Locate every line that holds the string "MALE" and copy it.

─── Provided entries

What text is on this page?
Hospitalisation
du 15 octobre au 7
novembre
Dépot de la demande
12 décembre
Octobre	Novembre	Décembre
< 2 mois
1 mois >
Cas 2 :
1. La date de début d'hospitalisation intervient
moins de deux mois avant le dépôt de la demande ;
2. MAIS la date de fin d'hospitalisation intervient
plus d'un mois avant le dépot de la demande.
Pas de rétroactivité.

──────
─── Provided entries

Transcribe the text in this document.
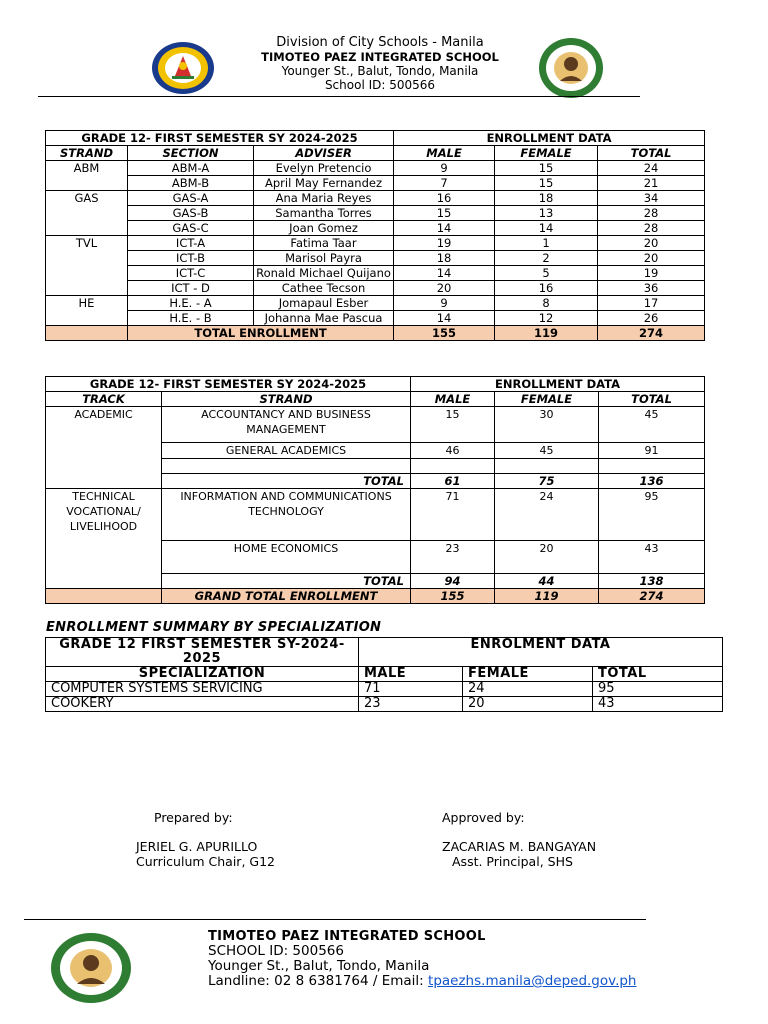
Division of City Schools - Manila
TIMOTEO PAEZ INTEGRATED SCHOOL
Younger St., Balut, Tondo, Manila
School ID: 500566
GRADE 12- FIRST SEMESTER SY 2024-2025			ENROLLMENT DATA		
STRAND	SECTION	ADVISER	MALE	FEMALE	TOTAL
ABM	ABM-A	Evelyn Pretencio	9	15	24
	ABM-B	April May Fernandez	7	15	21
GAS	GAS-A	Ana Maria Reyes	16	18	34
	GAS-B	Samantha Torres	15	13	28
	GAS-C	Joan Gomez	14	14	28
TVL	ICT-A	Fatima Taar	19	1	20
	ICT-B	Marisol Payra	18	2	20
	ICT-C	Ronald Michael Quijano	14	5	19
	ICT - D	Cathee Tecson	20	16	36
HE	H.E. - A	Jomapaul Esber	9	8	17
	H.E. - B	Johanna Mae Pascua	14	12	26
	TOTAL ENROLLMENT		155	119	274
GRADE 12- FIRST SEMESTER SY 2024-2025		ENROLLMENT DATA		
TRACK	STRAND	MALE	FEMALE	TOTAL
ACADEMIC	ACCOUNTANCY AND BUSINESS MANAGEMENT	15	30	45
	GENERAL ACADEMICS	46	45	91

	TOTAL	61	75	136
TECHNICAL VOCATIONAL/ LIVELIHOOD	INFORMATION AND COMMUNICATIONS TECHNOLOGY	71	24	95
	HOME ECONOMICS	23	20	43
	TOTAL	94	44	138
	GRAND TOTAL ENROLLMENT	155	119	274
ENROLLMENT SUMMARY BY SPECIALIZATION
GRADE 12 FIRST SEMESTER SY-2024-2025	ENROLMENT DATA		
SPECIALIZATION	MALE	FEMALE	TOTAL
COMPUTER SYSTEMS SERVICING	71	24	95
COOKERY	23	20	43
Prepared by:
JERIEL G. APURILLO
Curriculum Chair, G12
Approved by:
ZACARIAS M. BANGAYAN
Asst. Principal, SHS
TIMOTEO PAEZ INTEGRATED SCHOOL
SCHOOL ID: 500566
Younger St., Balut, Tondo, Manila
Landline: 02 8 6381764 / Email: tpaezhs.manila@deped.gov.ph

──────

Final result —
STRAND	SECTION	ADVISER	MALE	FEMALE	TOTAL
TRACK	STRAND	MALE	FEMALE	TOTAL
SPECIALIZATION	MALE	FEMALE	TOTAL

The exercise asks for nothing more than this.